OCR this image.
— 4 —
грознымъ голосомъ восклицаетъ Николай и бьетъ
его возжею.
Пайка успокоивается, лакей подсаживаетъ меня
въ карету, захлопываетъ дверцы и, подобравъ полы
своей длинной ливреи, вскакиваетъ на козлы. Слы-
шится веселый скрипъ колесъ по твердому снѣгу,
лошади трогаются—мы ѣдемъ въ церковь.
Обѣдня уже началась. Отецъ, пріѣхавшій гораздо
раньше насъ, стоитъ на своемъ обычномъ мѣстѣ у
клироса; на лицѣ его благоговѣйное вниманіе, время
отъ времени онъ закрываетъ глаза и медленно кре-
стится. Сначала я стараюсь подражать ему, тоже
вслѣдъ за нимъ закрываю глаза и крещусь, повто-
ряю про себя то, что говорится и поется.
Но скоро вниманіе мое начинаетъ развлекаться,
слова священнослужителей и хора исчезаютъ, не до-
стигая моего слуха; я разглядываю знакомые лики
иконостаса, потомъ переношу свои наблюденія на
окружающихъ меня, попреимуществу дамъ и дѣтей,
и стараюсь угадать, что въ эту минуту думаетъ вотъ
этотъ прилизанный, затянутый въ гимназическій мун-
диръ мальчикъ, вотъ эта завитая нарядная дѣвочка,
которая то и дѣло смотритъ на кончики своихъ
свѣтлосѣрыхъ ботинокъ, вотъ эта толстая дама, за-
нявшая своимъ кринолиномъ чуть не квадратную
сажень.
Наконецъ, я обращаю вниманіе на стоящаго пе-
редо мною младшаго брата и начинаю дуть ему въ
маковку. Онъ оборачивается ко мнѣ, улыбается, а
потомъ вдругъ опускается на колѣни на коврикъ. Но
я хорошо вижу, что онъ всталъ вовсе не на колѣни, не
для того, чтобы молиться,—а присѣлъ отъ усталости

•••••

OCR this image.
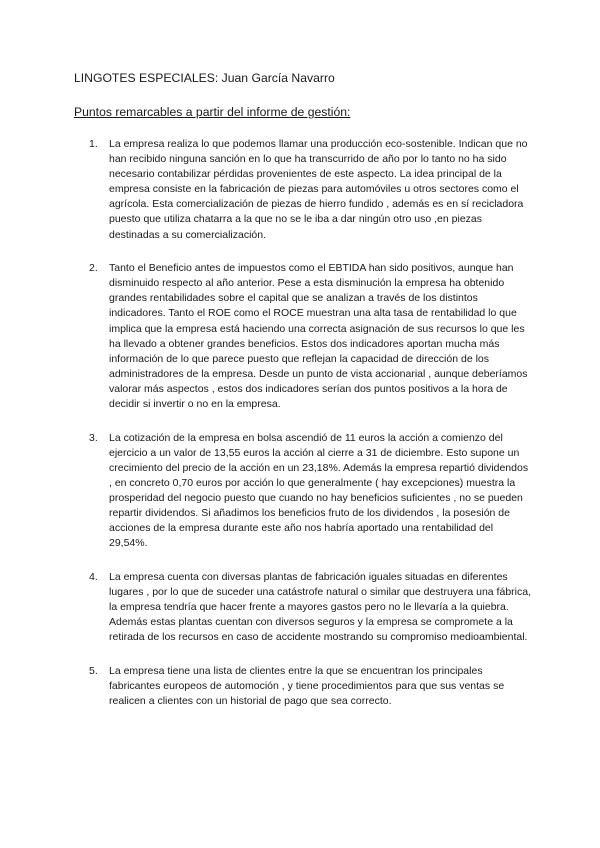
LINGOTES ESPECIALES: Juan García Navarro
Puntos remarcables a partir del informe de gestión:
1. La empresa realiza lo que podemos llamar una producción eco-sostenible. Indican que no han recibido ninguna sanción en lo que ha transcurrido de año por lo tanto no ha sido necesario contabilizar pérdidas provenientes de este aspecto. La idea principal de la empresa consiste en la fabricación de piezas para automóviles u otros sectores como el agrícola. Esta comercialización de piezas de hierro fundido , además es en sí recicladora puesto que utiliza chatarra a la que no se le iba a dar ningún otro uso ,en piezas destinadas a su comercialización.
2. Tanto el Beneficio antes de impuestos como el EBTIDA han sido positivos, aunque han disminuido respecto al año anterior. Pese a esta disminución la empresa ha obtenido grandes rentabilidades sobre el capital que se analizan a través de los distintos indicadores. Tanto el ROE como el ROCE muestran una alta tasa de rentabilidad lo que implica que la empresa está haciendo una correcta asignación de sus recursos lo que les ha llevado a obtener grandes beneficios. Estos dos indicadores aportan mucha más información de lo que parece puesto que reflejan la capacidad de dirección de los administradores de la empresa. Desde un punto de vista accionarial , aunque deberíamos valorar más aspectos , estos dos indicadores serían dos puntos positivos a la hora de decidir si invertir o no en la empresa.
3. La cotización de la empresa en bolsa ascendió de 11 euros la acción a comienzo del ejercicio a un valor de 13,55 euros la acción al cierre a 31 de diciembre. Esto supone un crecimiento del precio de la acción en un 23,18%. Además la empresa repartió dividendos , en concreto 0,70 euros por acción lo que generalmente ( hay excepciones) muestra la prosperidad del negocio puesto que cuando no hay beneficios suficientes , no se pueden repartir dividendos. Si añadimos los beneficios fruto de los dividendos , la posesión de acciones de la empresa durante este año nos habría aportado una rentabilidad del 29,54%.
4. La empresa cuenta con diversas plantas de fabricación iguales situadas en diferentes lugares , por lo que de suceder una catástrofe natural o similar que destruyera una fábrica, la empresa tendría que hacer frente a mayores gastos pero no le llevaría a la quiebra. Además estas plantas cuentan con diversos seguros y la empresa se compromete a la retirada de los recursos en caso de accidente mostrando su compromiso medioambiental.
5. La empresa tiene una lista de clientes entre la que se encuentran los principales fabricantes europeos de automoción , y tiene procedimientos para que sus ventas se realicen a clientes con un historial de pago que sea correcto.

•••••

# [Aim of the task]
Pick out the lines containing the string "стараюсь" and show them.

# [Full response]
стится. Сначала я стараюсь подражать ему, тоже
и стараюсь угадать, что въ эту минуту думаетъ вотъ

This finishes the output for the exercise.